**WORK TO COMPLETE**
Show every line containing "storybook" by copying it.

** Start of ITEMS **

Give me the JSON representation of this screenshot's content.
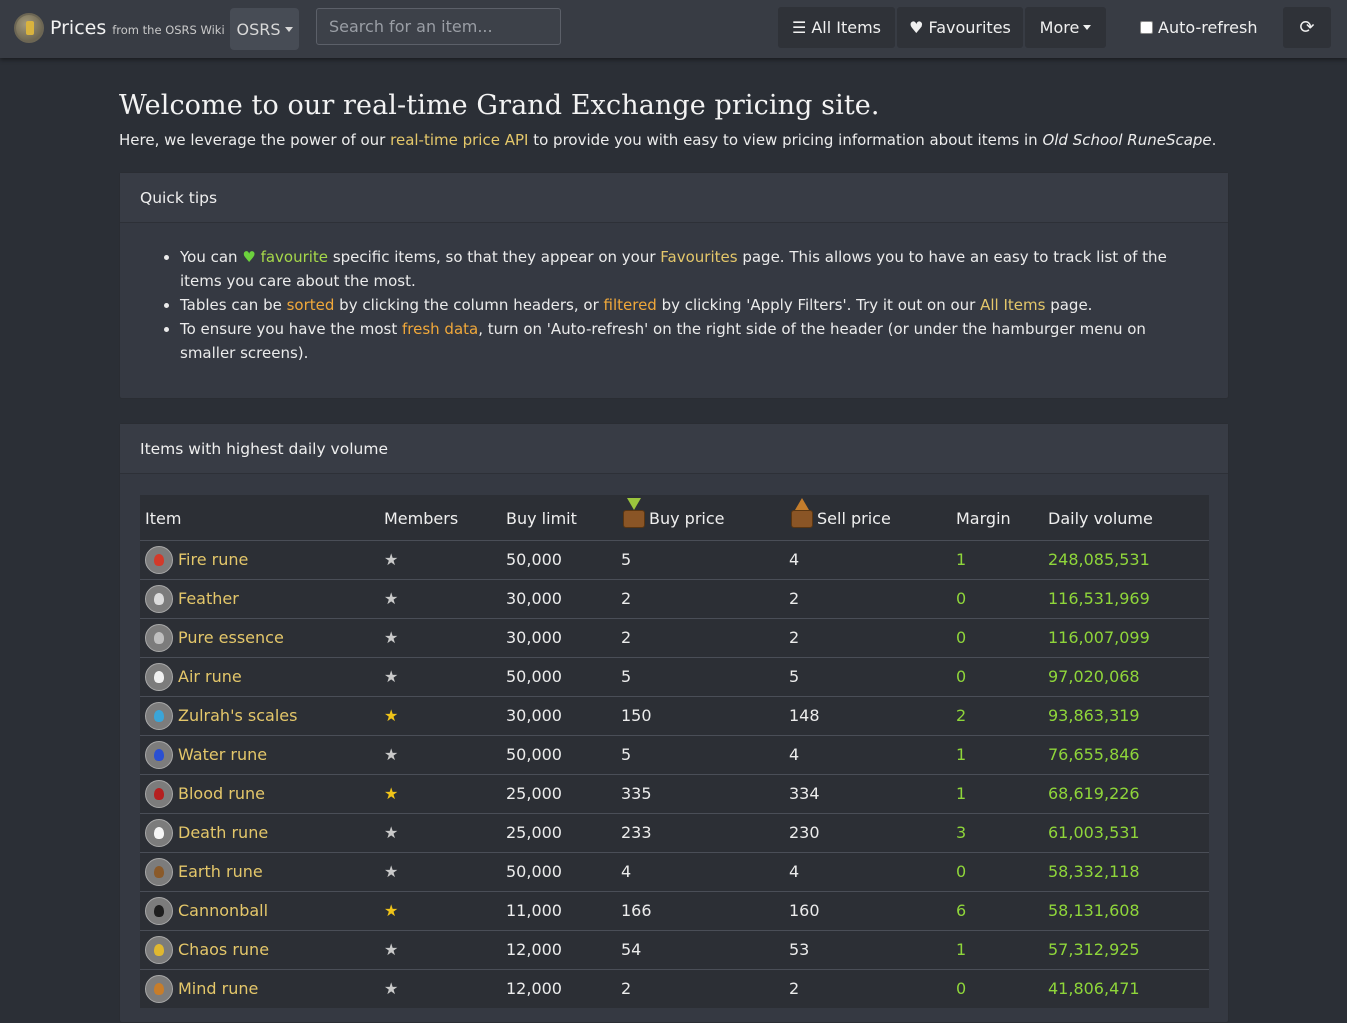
{
  "nav": {
    "brand_title": "Prices",
    "brand_subtitle": "from the OSRS Wiki",
    "game_select": "OSRS",
    "search_placeholder": "Search for an item...",
    "all_items": "All Items",
    "favourites": "Favourites",
    "more": "More",
    "auto_refresh": "Auto-refresh"
  },
  "welcome": {
    "title": "Welcome to our real-time Grand Exchange pricing site.",
    "intro_before": "Here, we leverage the power of our ",
    "intro_link": "real-time price API",
    "intro_middle": " to provide you with easy to view pricing information about items in ",
    "intro_game": "Old School RuneScape",
    "intro_end": "."
  },
  "tips": {
    "header": "Quick tips",
    "tip1_a": "You can ",
    "tip1_link": "favourite",
    "tip1_b": " specific items, so that they appear on your ",
    "tip1_link2": "Favourites",
    "tip1_c": " page. This allows you to have an easy to track list of the items you care about the most.",
    "tip2_a": "Tables can be ",
    "tip2_link": "sorted",
    "tip2_b": " by clicking the column headers, or ",
    "tip2_link2": "filtered",
    "tip2_c": " by clicking 'Apply Filters'. Try it out on our ",
    "tip2_link3": "All Items",
    "tip2_d": " page.",
    "tip3_a": "To ensure you have the most ",
    "tip3_link": "fresh data",
    "tip3_b": ", turn on 'Auto-refresh' on the right side of the header (or under the hamburger menu on smaller screens)."
  },
  "volume": {
    "header": "Items with highest daily volume",
    "columns": [
      "Item",
      "Members",
      "Buy limit",
      "Buy price",
      "Sell price",
      "Margin",
      "Daily volume"
    ],
    "rows": [
      {
        "name": "Fire rune",
        "members": false,
        "limit": "50,000",
        "buy": "5",
        "sell": "4",
        "margin": "1",
        "volume": "248,085,531",
        "icon": "fire-rune-icon",
        "color": "#d23a2a"
      },
      {
        "name": "Feather",
        "members": false,
        "limit": "30,000",
        "buy": "2",
        "sell": "2",
        "margin": "0",
        "volume": "116,531,969",
        "icon": "feather-icon",
        "color": "#dcdcdc"
      },
      {
        "name": "Pure essence",
        "members": false,
        "limit": "30,000",
        "buy": "2",
        "sell": "2",
        "margin": "0",
        "volume": "116,007,099",
        "icon": "pure-essence-icon",
        "color": "#bfbfbf"
      },
      {
        "name": "Air rune",
        "members": false,
        "limit": "50,000",
        "buy": "5",
        "sell": "5",
        "margin": "0",
        "volume": "97,020,068",
        "icon": "air-rune-icon",
        "color": "#f0f0f0"
      },
      {
        "name": "Zulrah's scales",
        "members": true,
        "limit": "30,000",
        "buy": "150",
        "sell": "148",
        "margin": "2",
        "volume": "93,863,319",
        "icon": "zulrahs-scales-icon",
        "color": "#3aa5d8"
      },
      {
        "name": "Water rune",
        "members": false,
        "limit": "50,000",
        "buy": "5",
        "sell": "4",
        "margin": "1",
        "volume": "76,655,846",
        "icon": "water-rune-icon",
        "color": "#2a4fd2"
      },
      {
        "name": "Blood rune",
        "members": true,
        "limit": "25,000",
        "buy": "335",
        "sell": "334",
        "margin": "1",
        "volume": "68,619,226",
        "icon": "blood-rune-icon",
        "color": "#b52020"
      },
      {
        "name": "Death rune",
        "members": false,
        "limit": "25,000",
        "buy": "233",
        "sell": "230",
        "margin": "3",
        "volume": "61,003,531",
        "icon": "death-rune-icon",
        "color": "#f5f5f5"
      },
      {
        "name": "Earth rune",
        "members": false,
        "limit": "50,000",
        "buy": "4",
        "sell": "4",
        "margin": "0",
        "volume": "58,332,118",
        "icon": "earth-rune-icon",
        "color": "#8a5a2a"
      },
      {
        "name": "Cannonball",
        "members": true,
        "limit": "11,000",
        "buy": "166",
        "sell": "160",
        "margin": "6",
        "volume": "58,131,608",
        "icon": "cannonball-icon",
        "color": "#1e1e1e"
      },
      {
        "name": "Chaos rune",
        "members": false,
        "limit": "12,000",
        "buy": "54",
        "sell": "53",
        "margin": "1",
        "volume": "57,312,925",
        "icon": "chaos-rune-icon",
        "color": "#e0b830"
      },
      {
        "name": "Mind rune",
        "members": false,
        "limit": "12,000",
        "buy": "2",
        "sell": "2",
        "margin": "0",
        "volume": "41,806,471",
        "icon": "mind-rune-icon",
        "color": "#c77d2a"
      }
    ]
  }
}
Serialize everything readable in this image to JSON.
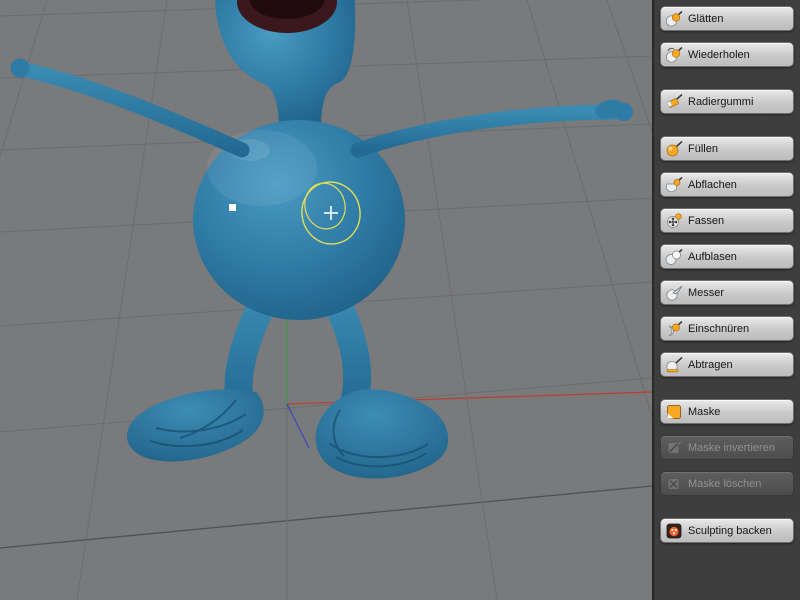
{
  "panel": {
    "tools": [
      {
        "label": "Glätten",
        "icon": "smooth-brush-icon",
        "enabled": true
      },
      {
        "label": "Wiederholen",
        "icon": "repeat-brush-icon",
        "enabled": true
      },
      {
        "label": "Radiergummi",
        "icon": "erase-brush-icon",
        "enabled": true
      },
      {
        "label": "Füllen",
        "icon": "fill-brush-icon",
        "enabled": true
      },
      {
        "label": "Abflachen",
        "icon": "flatten-brush-icon",
        "enabled": true
      },
      {
        "label": "Fassen",
        "icon": "grab-brush-icon",
        "enabled": true
      },
      {
        "label": "Aufblasen",
        "icon": "inflate-brush-icon",
        "enabled": true
      },
      {
        "label": "Messer",
        "icon": "knife-brush-icon",
        "enabled": true
      },
      {
        "label": "Einschnüren",
        "icon": "pinch-brush-icon",
        "enabled": true
      },
      {
        "label": "Abtragen",
        "icon": "scrape-brush-icon",
        "enabled": true
      },
      {
        "label": "Maske",
        "icon": "mask-icon",
        "enabled": true
      },
      {
        "label": "Maske invertieren",
        "icon": "mask-invert-icon",
        "enabled": false
      },
      {
        "label": "Maske löschen",
        "icon": "mask-delete-icon",
        "enabled": false
      },
      {
        "label": "Sculpting backen",
        "icon": "bake-sculpting-icon",
        "enabled": true
      }
    ]
  },
  "viewport": {
    "colors": {
      "background": "#797a7c",
      "grid_line": "#6b6c6e",
      "model": "#2e7ba6",
      "axis_x": "#b8412f",
      "axis_y": "#3f9a3f",
      "axis_z": "#3c49b4",
      "brush_cursor": "#e3dd55"
    }
  }
}
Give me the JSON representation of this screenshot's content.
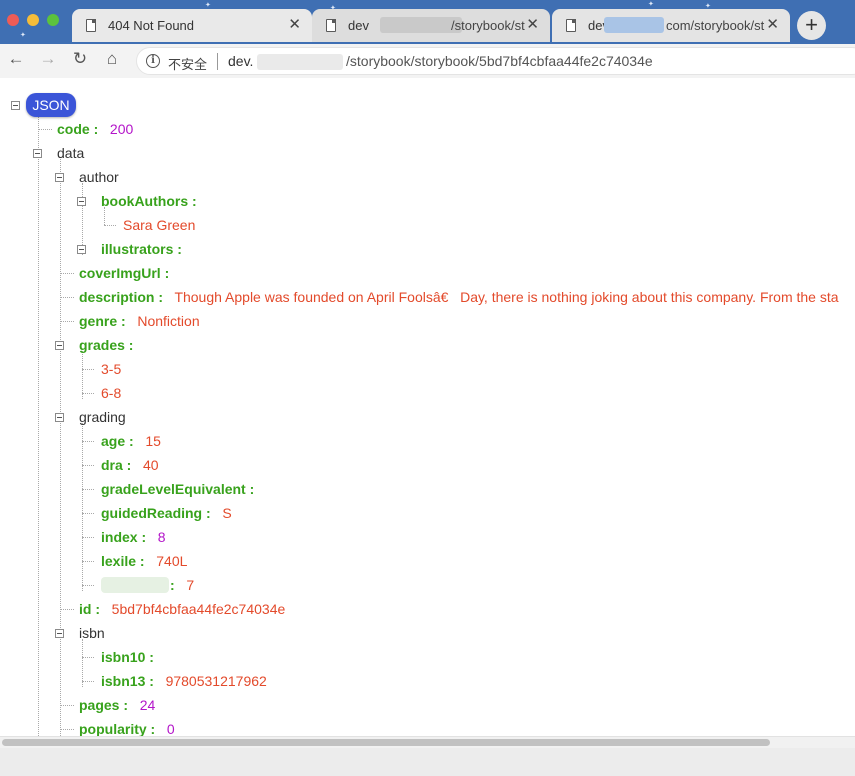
{
  "browser": {
    "tabs": [
      {
        "title": "404 Not Found",
        "active": false
      },
      {
        "title_start": "dev",
        "title_end": "/storybook/st",
        "active": false
      },
      {
        "title_start": "dev",
        "title_end": "com/storybook/st",
        "active": true
      }
    ],
    "new_tab_label": "+",
    "nav": {
      "back": "←",
      "forward": "→",
      "reload": "↻",
      "home": "⌂"
    },
    "address": {
      "security_icon": "i",
      "security_label": "不安全",
      "url_host_start": "dev.",
      "url_path": "/storybook/storybook/5bd7bf4cbfaa44fe2c74034e"
    }
  },
  "json_viewer": {
    "root_label": "JSON",
    "code_key": "code :",
    "code_value": "200",
    "data_key": "data",
    "author_key": "author",
    "book_authors_key": "bookAuthors :",
    "book_author_0": "Sara Green",
    "illustrators_key": "illustrators :",
    "cover_img_url_key": "coverImgUrl :",
    "description_key": "description :",
    "description_value": "Though Apple was founded on April Foolsâ€   Day, there is nothing joking about this company. From the sta",
    "genre_key": "genre :",
    "genre_value": "Nonfiction",
    "grades_key": "grades :",
    "grade_0": "3-5",
    "grade_1": "6-8",
    "grading_key": "grading",
    "age_key": "age :",
    "age_value": "15",
    "dra_key": "dra :",
    "dra_value": "40",
    "grade_level_equivalent_key": "gradeLevelEquivalent :",
    "guided_reading_key": "guidedReading :",
    "guided_reading_value": "S",
    "index_key": "index :",
    "index_value": "8",
    "lexile_key": "lexile :",
    "lexile_value": "740L",
    "redacted_key_suffix": ":",
    "redacted_value": "7",
    "id_key": "id :",
    "id_value": "5bd7bf4cbfaa44fe2c74034e",
    "isbn_key": "isbn",
    "isbn10_key": "isbn10 :",
    "isbn13_key": "isbn13 :",
    "isbn13_value": "9780531217962",
    "pages_key": "pages :",
    "pages_value": "24",
    "popularity_key": "popularity :",
    "popularity_value": "0"
  },
  "colors": {
    "titlebar": "#3f6fb3",
    "root_badge": "#3b55d8",
    "key_green": "#38a21c",
    "string_red": "#e34a2b",
    "number_purple": "#b314c9"
  }
}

** End of ITEMS **

**CORRECT ANSWER**
        "title_end": "/storybook/st",
        "title_end": "com/storybook/st",
      "url_path": "/storybook/storybook/5bd7bf4cbfaa44fe2c74034e"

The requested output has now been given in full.